**PROMPT:**
Reproduce all entries precisely as they are written.

* Start SUPPLIED MATERIAL *

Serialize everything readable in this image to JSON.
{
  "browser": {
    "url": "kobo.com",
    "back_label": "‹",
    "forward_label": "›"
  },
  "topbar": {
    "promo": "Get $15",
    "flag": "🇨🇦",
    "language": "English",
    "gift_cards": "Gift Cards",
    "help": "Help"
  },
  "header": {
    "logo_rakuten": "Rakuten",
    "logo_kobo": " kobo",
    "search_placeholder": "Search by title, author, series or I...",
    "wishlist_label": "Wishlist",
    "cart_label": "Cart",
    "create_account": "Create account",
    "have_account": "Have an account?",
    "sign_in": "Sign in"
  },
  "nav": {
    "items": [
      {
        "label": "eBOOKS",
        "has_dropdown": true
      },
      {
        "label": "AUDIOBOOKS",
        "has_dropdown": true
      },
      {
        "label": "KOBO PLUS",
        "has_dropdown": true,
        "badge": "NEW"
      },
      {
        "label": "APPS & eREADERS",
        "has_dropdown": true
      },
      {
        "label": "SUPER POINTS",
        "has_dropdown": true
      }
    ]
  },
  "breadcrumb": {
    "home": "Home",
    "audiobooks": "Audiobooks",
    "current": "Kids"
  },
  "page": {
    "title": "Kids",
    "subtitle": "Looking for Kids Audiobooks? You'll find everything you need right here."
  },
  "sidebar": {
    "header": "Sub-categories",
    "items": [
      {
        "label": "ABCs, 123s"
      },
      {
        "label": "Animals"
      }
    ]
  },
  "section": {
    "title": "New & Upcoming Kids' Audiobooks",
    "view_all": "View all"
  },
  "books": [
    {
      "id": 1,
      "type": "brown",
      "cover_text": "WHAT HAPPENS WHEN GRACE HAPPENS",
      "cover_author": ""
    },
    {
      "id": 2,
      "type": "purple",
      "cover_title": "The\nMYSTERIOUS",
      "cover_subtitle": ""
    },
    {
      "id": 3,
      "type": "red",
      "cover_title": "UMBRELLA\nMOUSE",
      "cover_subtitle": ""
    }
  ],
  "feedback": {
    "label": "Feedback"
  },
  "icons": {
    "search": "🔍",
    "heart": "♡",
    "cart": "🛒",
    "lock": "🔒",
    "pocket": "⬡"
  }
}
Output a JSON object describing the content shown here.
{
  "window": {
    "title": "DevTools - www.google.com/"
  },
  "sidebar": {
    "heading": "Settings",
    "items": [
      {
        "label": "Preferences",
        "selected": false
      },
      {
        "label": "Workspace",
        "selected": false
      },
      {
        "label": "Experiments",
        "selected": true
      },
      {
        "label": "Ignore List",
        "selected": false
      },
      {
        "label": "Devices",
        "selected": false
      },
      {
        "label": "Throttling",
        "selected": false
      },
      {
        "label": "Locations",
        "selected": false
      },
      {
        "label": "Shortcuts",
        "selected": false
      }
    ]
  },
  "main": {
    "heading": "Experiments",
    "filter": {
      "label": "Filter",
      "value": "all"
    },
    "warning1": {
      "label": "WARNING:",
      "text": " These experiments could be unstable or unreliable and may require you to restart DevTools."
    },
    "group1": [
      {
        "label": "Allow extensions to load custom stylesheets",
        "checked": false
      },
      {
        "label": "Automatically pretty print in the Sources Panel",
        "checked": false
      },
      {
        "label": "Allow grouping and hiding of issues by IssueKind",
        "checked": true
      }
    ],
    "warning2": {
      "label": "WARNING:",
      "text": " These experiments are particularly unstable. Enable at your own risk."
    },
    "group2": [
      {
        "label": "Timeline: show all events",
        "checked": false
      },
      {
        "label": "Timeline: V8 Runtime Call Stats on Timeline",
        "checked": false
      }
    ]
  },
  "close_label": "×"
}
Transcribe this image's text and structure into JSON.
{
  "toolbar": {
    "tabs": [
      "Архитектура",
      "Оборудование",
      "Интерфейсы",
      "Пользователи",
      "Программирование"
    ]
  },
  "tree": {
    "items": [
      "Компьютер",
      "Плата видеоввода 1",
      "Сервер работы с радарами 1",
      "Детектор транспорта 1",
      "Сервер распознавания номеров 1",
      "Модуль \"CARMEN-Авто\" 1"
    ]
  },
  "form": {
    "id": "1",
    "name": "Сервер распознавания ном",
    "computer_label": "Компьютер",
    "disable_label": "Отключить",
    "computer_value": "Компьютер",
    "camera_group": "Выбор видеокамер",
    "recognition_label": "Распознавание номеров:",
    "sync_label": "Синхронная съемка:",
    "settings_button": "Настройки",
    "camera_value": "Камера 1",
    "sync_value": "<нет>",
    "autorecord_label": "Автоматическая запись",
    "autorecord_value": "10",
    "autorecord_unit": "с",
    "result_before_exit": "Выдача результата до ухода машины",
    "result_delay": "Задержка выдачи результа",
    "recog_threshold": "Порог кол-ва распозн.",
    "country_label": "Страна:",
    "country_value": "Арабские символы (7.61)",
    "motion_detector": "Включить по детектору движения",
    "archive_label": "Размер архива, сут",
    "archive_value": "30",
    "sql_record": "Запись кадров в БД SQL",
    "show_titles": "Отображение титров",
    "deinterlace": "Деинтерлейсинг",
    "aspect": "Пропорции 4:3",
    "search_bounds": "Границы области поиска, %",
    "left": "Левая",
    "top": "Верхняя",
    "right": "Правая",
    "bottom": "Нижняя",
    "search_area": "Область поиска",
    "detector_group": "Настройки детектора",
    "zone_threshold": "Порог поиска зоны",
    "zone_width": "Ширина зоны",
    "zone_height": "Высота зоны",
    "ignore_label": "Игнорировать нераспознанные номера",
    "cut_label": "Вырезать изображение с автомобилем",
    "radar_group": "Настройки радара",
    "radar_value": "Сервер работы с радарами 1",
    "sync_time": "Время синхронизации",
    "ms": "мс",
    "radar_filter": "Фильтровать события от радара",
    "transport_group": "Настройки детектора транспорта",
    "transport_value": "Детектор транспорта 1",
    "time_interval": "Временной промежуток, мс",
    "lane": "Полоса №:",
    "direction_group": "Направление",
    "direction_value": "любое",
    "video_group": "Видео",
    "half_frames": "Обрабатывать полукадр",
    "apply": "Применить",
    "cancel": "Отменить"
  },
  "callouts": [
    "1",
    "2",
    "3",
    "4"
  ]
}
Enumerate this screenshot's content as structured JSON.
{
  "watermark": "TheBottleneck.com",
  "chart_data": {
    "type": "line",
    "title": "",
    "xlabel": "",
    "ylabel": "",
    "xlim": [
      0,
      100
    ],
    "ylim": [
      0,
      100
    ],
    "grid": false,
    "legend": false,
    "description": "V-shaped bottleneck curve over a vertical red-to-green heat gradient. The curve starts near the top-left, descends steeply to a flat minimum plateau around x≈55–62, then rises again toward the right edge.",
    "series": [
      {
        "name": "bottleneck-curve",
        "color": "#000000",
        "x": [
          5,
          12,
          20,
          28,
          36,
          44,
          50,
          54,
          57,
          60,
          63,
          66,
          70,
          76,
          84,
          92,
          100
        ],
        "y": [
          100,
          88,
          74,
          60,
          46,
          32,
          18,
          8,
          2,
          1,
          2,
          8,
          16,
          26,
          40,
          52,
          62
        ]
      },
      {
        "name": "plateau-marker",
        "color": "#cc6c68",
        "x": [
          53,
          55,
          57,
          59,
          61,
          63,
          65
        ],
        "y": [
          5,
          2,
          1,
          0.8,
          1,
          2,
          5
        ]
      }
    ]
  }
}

* End SUPPLIED MATERIAL *

**ANSWER FOR THE TASK:**
Serialize everything readable in this image to JSON.
{
  "browser": {
    "url": "kobo.com",
    "back_label": "‹",
    "forward_label": "›"
  },
  "topbar": {
    "promo": "Get $15",
    "flag": "🇨🇦",
    "language": "English",
    "gift_cards": "Gift Cards",
    "help": "Help"
  },
  "header": {
    "logo_rakuten": "Rakuten",
    "logo_kobo": " kobo",
    "search_placeholder": "Search by title, author, series or I...",
    "wishlist_label": "Wishlist",
    "cart_label": "Cart",
    "create_account": "Create account",
    "have_account": "Have an account?",
    "sign_in": "Sign in"
  },
  "nav": {
    "items": [
      {
        "label": "eBOOKS",
        "has_dropdown": true
      },
      {
        "label": "AUDIOBOOKS",
        "has_dropdown": true
      },
      {
        "label": "KOBO PLUS",
        "has_dropdown": true,
        "badge": "NEW"
      },
      {
        "label": "APPS & eREADERS",
        "has_dropdown": true
      },
      {
        "label": "SUPER POINTS",
        "has_dropdown": true
      }
    ]
  },
  "breadcrumb": {
    "home": "Home",
    "audiobooks": "Audiobooks",
    "current": "Kids"
  },
  "page": {
    "title": "Kids",
    "subtitle": "Looking for Kids Audiobooks? You'll find everything you need right here."
  },
  "sidebar": {
    "header": "Sub-categories",
    "items": [
      {
        "label": "ABCs, 123s"
      },
      {
        "label": "Animals"
      }
    ]
  },
  "section": {
    "title": "New & Upcoming Kids' Audiobooks",
    "view_all": "View all"
  },
  "books": [
    {
      "id": 1,
      "type": "brown",
      "cover_text": "WHAT HAPPENS WHEN GRACE HAPPENS",
      "cover_author": ""
    },
    {
      "id": 2,
      "type": "purple",
      "cover_title": "The\nMYSTERIOUS",
      "cover_subtitle": ""
    },
    {
      "id": 3,
      "type": "red",
      "cover_title": "UMBRELLA\nMOUSE",
      "cover_subtitle": ""
    }
  ],
  "feedback": {
    "label": "Feedback"
  },
  "icons": {
    "search": "🔍",
    "heart": "♡",
    "cart": "🛒",
    "lock": "🔒",
    "pocket": "⬡"
  }
}
Output a JSON object describing the content shown here.
{
  "window": {
    "title": "DevTools - www.google.com/"
  },
  "sidebar": {
    "heading": "Settings",
    "items": [
      {
        "label": "Preferences",
        "selected": false
      },
      {
        "label": "Workspace",
        "selected": false
      },
      {
        "label": "Experiments",
        "selected": true
      },
      {
        "label": "Ignore List",
        "selected": false
      },
      {
        "label": "Devices",
        "selected": false
      },
      {
        "label": "Throttling",
        "selected": false
      },
      {
        "label": "Locations",
        "selected": false
      },
      {
        "label": "Shortcuts",
        "selected": false
      }
    ]
  },
  "main": {
    "heading": "Experiments",
    "filter": {
      "label": "Filter",
      "value": "all"
    },
    "warning1": {
      "label": "WARNING:",
      "text": " These experiments could be unstable or unreliable and may require you to restart DevTools."
    },
    "group1": [
      {
        "label": "Allow extensions to load custom stylesheets",
        "checked": false
      },
      {
        "label": "Automatically pretty print in the Sources Panel",
        "checked": false
      },
      {
        "label": "Allow grouping and hiding of issues by IssueKind",
        "checked": true
      }
    ],
    "warning2": {
      "label": "WARNING:",
      "text": " These experiments are particularly unstable. Enable at your own risk."
    },
    "group2": [
      {
        "label": "Timeline: show all events",
        "checked": false
      },
      {
        "label": "Timeline: V8 Runtime Call Stats on Timeline",
        "checked": false
      }
    ]
  },
  "close_label": "×"
}
Transcribe this image's text and structure into JSON.
{
  "toolbar": {
    "tabs": [
      "Архитектура",
      "Оборудование",
      "Интерфейсы",
      "Пользователи",
      "Программирование"
    ]
  },
  "tree": {
    "items": [
      "Компьютер",
      "Плата видеоввода 1",
      "Сервер работы с радарами 1",
      "Детектор транспорта 1",
      "Сервер распознавания номеров 1",
      "Модуль \"CARMEN-Авто\" 1"
    ]
  },
  "form": {
    "id": "1",
    "name": "Сервер распознавания ном",
    "computer_label": "Компьютер",
    "disable_label": "Отключить",
    "computer_value": "Компьютер",
    "camera_group": "Выбор видеокамер",
    "recognition_label": "Распознавание номеров:",
    "sync_label": "Синхронная съемка:",
    "settings_button": "Настройки",
    "camera_value": "Камера 1",
    "sync_value": "<нет>",
    "autorecord_label": "Автоматическая запись",
    "autorecord_value": "10",
    "autorecord_unit": "с",
    "result_before_exit": "Выдача результата до ухода машины",
    "result_delay": "Задержка выдачи результа",
    "recog_threshold": "Порог кол-ва распозн.",
    "country_label": "Страна:",
    "country_value": "Арабские символы (7.61)",
    "motion_detector": "Включить по детектору движения",
    "archive_label": "Размер архива, сут",
    "archive_value": "30",
    "sql_record": "Запись кадров в БД SQL",
    "show_titles": "Отображение титров",
    "deinterlace": "Деинтерлейсинг",
    "aspect": "Пропорции 4:3",
    "search_bounds": "Границы области поиска, %",
    "left": "Левая",
    "top": "Верхняя",
    "right": "Правая",
    "bottom": "Нижняя",
    "search_area": "Область поиска",
    "detector_group": "Настройки детектора",
    "zone_threshold": "Порог поиска зоны",
    "zone_width": "Ширина зоны",
    "zone_height": "Высота зоны",
    "ignore_label": "Игнорировать нераспознанные номера",
    "cut_label": "Вырезать изображение с автомобилем",
    "radar_group": "Настройки радара",
    "radar_value": "Сервер работы с радарами 1",
    "sync_time": "Время синхронизации",
    "ms": "мс",
    "radar_filter": "Фильтровать события от радара",
    "transport_group": "Настройки детектора транспорта",
    "transport_value": "Детектор транспорта 1",
    "time_interval": "Временной промежуток, мс",
    "lane": "Полоса №:",
    "direction_group": "Направление",
    "direction_value": "любое",
    "video_group": "Видео",
    "half_frames": "Обрабатывать полукадр",
    "apply": "Применить",
    "cancel": "Отменить"
  },
  "callouts": [
    "1",
    "2",
    "3",
    "4"
  ]
}
Enumerate this screenshot's content as structured JSON.
{
  "watermark": "TheBottleneck.com",
  "chart_data": {
    "type": "line",
    "title": "",
    "xlabel": "",
    "ylabel": "",
    "xlim": [
      0,
      100
    ],
    "ylim": [
      0,
      100
    ],
    "grid": false,
    "legend": false,
    "description": "V-shaped bottleneck curve over a vertical red-to-green heat gradient. The curve starts near the top-left, descends steeply to a flat minimum plateau around x≈55–62, then rises again toward the right edge.",
    "series": [
      {
        "name": "bottleneck-curve",
        "color": "#000000",
        "x": [
          5,
          12,
          20,
          28,
          36,
          44,
          50,
          54,
          57,
          60,
          63,
          66,
          70,
          76,
          84,
          92,
          100
        ],
        "y": [
          100,
          88,
          74,
          60,
          46,
          32,
          18,
          8,
          2,
          1,
          2,
          8,
          16,
          26,
          40,
          52,
          62
        ]
      },
      {
        "name": "plateau-marker",
        "color": "#cc6c68",
        "x": [
          53,
          55,
          57,
          59,
          61,
          63,
          65
        ],
        "y": [
          5,
          2,
          1,
          0.8,
          1,
          2,
          5
        ]
      }
    ]
  }
}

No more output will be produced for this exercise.